══ SOURCE RECORDS ══

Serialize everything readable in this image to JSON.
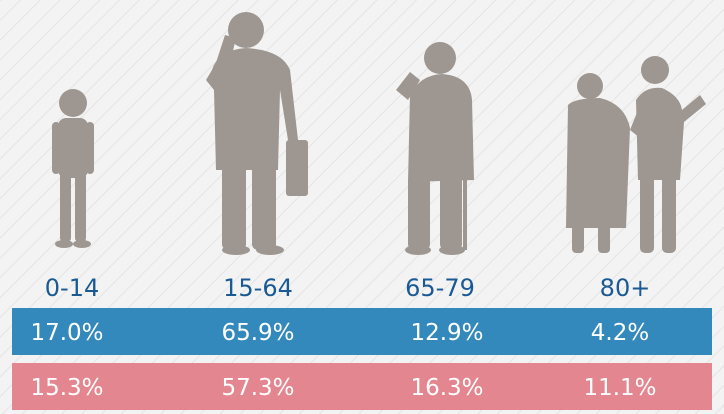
{
  "age_groups": [
    "0-14",
    "15-64",
    "65-79",
    "80+"
  ],
  "rows": [
    {
      "color": "#3389bb",
      "cells": [
        "17.0%",
        "65.9%",
        "12.9%",
        "4.2%"
      ]
    },
    {
      "color": "#e4868f",
      "cells": [
        "15.3%",
        "57.3%",
        "16.3%",
        "11.1%"
      ]
    }
  ]
}
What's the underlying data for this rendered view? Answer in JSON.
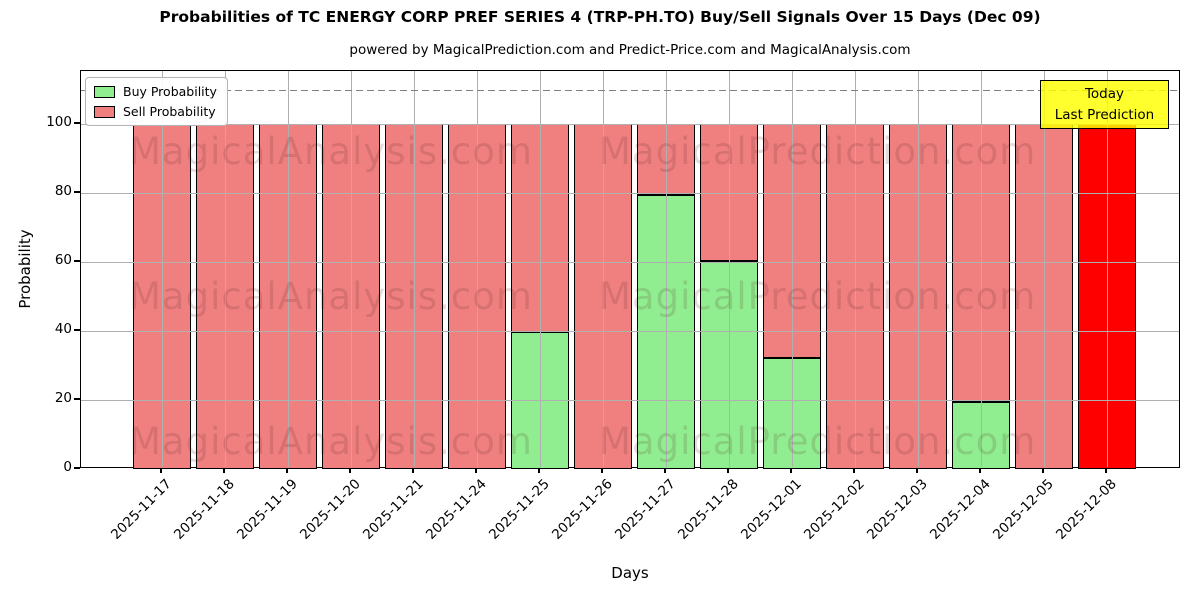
{
  "header": {
    "title": "Probabilities of TC ENERGY CORP PREF SERIES 4 (TRP-PH.TO) Buy/Sell Signals Over 15 Days (Dec 09)",
    "subtitle": "powered by MagicalPrediction.com and Predict-Price.com and MagicalAnalysis.com"
  },
  "chart_data": {
    "type": "bar",
    "stacked": true,
    "title": "Probabilities of TC ENERGY CORP PREF SERIES 4 (TRP-PH.TO) Buy/Sell Signals Over 15 Days (Dec 09)",
    "xlabel": "Days",
    "ylabel": "Probability",
    "categories": [
      "2025-11-17",
      "2025-11-18",
      "2025-11-19",
      "2025-11-20",
      "2025-11-21",
      "2025-11-24",
      "2025-11-25",
      "2025-11-26",
      "2025-11-27",
      "2025-11-28",
      "2025-12-01",
      "2025-12-02",
      "2025-12-03",
      "2025-12-04",
      "2025-12-05",
      "2025-12-08"
    ],
    "series": [
      {
        "name": "Buy Probability",
        "color": "#90ee90",
        "values": [
          0,
          0,
          0,
          0,
          0,
          0,
          39.8,
          0,
          79.5,
          60.3,
          32.1,
          0,
          0,
          19.5,
          0,
          0
        ]
      },
      {
        "name": "Sell Probability",
        "color": "#f08080",
        "values": [
          100,
          100,
          100,
          100,
          100,
          100,
          60.2,
          100,
          20.5,
          39.7,
          67.9,
          100,
          100,
          80.5,
          100,
          100
        ]
      }
    ],
    "today_bar": {
      "index": 15,
      "color": "#ff0000",
      "label_lines": [
        "Today",
        "Last Prediction"
      ],
      "bg": "#ffff00"
    },
    "yticks": [
      0,
      20,
      40,
      60,
      80,
      100
    ],
    "ylim": [
      0,
      115.4
    ],
    "dashed_line_y": 110,
    "grid": true,
    "legend_position": "top-left",
    "watermarks": [
      "MagicalAnalysis.com",
      "MagicalPrediction.com"
    ]
  },
  "colors": {
    "buy": "#90ee90",
    "sell": "#f08080",
    "today": "#ff0000",
    "annotation_bg": "#ffff00",
    "grid": "#b0b0b0",
    "dashed": "#808080"
  }
}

═══

## WHAT YOU SHOULD DO
Would you return the data exactly as written, without the pictures?

## SOLUTION
Serialize everything readable in this image to JSON.
{
  "age_groups": [
    "0-14",
    "15-64",
    "65-79",
    "80+"
  ],
  "rows": [
    {
      "color": "#3389bb",
      "cells": [
        "17.0%",
        "65.9%",
        "12.9%",
        "4.2%"
      ]
    },
    {
      "color": "#e4868f",
      "cells": [
        "15.3%",
        "57.3%",
        "16.3%",
        "11.1%"
      ]
    }
  ]
}
What's the underlying data for this rendered view? Answer in JSON.
{
  "header": {
    "title": "Probabilities of TC ENERGY CORP PREF SERIES 4 (TRP-PH.TO) Buy/Sell Signals Over 15 Days (Dec 09)",
    "subtitle": "powered by MagicalPrediction.com and Predict-Price.com and MagicalAnalysis.com"
  },
  "chart_data": {
    "type": "bar",
    "stacked": true,
    "title": "Probabilities of TC ENERGY CORP PREF SERIES 4 (TRP-PH.TO) Buy/Sell Signals Over 15 Days (Dec 09)",
    "xlabel": "Days",
    "ylabel": "Probability",
    "categories": [
      "2025-11-17",
      "2025-11-18",
      "2025-11-19",
      "2025-11-20",
      "2025-11-21",
      "2025-11-24",
      "2025-11-25",
      "2025-11-26",
      "2025-11-27",
      "2025-11-28",
      "2025-12-01",
      "2025-12-02",
      "2025-12-03",
      "2025-12-04",
      "2025-12-05",
      "2025-12-08"
    ],
    "series": [
      {
        "name": "Buy Probability",
        "color": "#90ee90",
        "values": [
          0,
          0,
          0,
          0,
          0,
          0,
          39.8,
          0,
          79.5,
          60.3,
          32.1,
          0,
          0,
          19.5,
          0,
          0
        ]
      },
      {
        "name": "Sell Probability",
        "color": "#f08080",
        "values": [
          100,
          100,
          100,
          100,
          100,
          100,
          60.2,
          100,
          20.5,
          39.7,
          67.9,
          100,
          100,
          80.5,
          100,
          100
        ]
      }
    ],
    "today_bar": {
      "index": 15,
      "color": "#ff0000",
      "label_lines": [
        "Today",
        "Last Prediction"
      ],
      "bg": "#ffff00"
    },
    "yticks": [
      0,
      20,
      40,
      60,
      80,
      100
    ],
    "ylim": [
      0,
      115.4
    ],
    "dashed_line_y": 110,
    "grid": true,
    "legend_position": "top-left",
    "watermarks": [
      "MagicalAnalysis.com",
      "MagicalPrediction.com"
    ]
  },
  "colors": {
    "buy": "#90ee90",
    "sell": "#f08080",
    "today": "#ff0000",
    "annotation_bg": "#ffff00",
    "grid": "#b0b0b0",
    "dashed": "#808080"
  }
}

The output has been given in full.